**Exercise inputs:**

>>>>>

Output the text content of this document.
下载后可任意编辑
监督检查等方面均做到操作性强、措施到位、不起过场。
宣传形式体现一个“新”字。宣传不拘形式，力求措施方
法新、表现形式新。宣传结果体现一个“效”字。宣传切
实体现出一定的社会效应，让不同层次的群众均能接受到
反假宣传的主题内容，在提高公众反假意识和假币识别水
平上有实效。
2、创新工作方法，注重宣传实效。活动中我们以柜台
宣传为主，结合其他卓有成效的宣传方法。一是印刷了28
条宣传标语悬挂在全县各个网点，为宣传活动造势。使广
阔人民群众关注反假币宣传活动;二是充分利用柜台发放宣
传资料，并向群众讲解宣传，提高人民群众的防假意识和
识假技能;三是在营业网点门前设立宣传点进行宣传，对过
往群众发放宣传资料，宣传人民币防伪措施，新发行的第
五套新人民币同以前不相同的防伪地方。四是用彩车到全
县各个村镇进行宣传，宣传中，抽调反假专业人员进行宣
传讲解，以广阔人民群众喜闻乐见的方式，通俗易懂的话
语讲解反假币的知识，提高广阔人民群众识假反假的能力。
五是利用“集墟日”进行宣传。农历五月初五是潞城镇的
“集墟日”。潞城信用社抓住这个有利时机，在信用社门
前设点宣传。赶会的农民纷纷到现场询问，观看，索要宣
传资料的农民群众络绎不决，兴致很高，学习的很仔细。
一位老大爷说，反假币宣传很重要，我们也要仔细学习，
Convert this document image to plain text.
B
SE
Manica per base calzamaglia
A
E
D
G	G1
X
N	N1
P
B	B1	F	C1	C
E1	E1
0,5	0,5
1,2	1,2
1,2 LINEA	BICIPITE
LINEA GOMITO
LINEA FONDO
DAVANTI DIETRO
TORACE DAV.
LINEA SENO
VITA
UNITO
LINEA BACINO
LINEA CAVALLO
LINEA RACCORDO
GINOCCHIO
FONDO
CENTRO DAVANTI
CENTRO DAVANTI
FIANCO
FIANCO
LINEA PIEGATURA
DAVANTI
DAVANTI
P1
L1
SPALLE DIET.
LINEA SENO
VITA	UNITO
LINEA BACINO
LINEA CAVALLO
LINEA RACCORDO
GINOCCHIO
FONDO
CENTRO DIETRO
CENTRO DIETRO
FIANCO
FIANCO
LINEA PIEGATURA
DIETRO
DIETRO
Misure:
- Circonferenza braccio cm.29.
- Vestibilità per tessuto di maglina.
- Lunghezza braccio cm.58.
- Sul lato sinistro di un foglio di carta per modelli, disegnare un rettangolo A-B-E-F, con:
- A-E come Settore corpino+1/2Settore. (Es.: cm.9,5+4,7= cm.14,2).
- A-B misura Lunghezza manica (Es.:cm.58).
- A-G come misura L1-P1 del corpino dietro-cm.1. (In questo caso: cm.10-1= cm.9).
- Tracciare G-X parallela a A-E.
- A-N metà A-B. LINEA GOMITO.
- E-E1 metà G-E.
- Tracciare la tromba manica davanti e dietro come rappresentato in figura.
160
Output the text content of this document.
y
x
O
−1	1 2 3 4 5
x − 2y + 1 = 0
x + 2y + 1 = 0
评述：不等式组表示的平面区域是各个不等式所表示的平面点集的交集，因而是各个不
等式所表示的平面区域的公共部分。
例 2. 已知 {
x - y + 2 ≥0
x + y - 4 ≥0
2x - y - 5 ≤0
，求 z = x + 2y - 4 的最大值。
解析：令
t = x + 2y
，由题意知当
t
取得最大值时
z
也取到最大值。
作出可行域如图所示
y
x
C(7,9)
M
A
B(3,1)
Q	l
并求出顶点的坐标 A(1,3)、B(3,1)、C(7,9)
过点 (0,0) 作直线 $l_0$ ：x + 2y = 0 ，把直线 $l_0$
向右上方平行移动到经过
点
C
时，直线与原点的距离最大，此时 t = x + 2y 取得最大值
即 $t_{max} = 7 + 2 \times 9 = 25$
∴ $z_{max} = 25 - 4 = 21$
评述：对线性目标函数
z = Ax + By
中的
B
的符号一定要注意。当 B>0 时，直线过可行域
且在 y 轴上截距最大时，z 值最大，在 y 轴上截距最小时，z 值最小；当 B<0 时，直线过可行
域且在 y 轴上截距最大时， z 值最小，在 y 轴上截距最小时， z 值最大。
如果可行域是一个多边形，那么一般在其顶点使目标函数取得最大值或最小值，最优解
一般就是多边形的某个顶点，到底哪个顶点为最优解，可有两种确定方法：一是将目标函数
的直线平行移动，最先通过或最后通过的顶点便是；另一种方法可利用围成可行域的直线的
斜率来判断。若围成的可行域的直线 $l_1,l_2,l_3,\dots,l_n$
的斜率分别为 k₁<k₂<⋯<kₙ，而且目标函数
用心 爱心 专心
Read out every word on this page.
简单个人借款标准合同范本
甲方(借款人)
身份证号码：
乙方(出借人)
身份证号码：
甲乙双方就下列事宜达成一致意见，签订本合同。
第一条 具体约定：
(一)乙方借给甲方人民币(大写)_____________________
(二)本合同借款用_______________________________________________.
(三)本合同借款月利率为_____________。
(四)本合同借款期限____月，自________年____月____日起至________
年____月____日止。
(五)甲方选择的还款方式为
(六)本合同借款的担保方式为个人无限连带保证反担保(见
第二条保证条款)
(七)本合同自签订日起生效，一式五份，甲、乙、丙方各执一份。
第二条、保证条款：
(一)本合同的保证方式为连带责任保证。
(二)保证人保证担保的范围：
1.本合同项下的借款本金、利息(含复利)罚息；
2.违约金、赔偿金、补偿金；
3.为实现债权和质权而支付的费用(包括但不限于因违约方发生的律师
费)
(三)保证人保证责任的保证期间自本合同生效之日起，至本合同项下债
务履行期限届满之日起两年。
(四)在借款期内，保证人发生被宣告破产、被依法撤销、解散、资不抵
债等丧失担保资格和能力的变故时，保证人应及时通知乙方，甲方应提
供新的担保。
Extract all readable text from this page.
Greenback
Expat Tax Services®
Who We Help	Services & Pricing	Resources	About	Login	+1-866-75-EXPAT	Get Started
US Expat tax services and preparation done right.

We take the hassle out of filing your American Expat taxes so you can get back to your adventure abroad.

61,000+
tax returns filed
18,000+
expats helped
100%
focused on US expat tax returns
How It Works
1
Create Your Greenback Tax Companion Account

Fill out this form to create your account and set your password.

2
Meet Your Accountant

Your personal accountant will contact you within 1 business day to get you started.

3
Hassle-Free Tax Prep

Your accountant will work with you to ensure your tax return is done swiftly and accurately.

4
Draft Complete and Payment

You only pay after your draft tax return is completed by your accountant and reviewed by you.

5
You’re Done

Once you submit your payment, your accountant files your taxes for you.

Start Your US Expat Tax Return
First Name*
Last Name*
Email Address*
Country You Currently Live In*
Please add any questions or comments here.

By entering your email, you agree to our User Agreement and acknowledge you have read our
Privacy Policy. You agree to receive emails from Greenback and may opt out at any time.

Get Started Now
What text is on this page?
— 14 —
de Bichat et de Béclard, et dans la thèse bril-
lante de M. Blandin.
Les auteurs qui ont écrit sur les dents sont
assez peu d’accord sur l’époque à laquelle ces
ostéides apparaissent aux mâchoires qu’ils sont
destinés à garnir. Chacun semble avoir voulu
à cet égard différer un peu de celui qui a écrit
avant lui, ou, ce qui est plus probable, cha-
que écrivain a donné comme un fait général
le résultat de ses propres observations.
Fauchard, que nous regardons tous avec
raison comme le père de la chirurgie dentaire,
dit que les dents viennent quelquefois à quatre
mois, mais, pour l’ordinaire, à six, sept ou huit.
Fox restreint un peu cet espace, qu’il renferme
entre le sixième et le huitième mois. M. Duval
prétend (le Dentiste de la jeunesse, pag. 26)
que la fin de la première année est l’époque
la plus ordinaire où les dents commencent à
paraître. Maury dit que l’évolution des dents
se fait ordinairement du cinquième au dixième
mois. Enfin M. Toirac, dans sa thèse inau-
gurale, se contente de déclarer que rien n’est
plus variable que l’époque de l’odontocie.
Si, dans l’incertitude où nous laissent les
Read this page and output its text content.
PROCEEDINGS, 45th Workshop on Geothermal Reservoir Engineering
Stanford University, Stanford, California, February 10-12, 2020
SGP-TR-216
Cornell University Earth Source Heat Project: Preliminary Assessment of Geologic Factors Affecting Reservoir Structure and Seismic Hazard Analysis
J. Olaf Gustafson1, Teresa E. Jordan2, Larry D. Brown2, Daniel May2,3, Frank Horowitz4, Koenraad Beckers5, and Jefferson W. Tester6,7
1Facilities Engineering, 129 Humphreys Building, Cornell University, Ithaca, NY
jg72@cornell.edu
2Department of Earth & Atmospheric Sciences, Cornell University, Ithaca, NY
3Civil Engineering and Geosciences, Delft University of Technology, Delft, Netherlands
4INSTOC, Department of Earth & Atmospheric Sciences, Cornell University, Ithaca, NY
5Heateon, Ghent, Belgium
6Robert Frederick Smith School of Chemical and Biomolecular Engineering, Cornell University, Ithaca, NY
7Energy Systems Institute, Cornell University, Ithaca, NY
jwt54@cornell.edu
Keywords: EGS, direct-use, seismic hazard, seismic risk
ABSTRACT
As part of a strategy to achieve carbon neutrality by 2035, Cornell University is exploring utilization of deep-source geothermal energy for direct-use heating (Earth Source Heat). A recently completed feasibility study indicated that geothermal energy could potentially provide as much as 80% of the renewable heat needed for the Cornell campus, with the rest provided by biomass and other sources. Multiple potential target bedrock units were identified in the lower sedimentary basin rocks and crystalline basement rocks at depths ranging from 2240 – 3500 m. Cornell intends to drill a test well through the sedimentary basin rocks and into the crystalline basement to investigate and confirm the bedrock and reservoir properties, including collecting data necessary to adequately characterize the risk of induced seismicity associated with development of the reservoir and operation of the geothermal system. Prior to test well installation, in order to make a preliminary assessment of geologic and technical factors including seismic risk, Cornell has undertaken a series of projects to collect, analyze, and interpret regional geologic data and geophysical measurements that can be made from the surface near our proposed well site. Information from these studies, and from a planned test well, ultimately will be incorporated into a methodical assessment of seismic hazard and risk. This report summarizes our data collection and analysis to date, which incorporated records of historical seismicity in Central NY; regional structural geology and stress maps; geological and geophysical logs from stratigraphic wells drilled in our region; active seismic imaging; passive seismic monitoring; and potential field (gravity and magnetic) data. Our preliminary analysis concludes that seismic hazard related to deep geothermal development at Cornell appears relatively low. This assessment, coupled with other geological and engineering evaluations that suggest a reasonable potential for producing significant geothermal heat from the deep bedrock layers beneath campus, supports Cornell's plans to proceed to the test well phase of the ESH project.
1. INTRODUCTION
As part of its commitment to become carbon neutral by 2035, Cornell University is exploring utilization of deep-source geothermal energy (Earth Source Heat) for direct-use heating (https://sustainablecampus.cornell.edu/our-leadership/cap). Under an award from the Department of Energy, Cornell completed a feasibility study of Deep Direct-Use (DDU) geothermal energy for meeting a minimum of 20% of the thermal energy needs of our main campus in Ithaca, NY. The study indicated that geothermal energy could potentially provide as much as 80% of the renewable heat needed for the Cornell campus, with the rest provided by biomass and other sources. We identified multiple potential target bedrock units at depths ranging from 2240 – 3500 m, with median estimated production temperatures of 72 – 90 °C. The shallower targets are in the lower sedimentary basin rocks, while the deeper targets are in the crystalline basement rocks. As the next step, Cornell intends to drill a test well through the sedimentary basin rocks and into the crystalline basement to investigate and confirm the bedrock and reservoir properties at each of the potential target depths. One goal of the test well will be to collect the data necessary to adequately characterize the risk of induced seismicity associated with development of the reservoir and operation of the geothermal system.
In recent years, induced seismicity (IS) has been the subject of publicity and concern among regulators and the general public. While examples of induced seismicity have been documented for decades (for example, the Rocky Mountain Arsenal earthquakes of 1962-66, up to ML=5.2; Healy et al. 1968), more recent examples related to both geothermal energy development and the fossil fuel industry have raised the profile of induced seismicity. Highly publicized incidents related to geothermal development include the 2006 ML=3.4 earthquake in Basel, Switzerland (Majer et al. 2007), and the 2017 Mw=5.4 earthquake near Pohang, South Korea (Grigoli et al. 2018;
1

<<<<<

**What you need to do:**
Which lines contain "dans"? Copy each of them.

**Finished task:**
de Bichat et de Béclard, et dans la thèse bril-
mois. Enfin M. Toirac, dans sa thèse inau-
Si, dans l’incertitude où nous laissent les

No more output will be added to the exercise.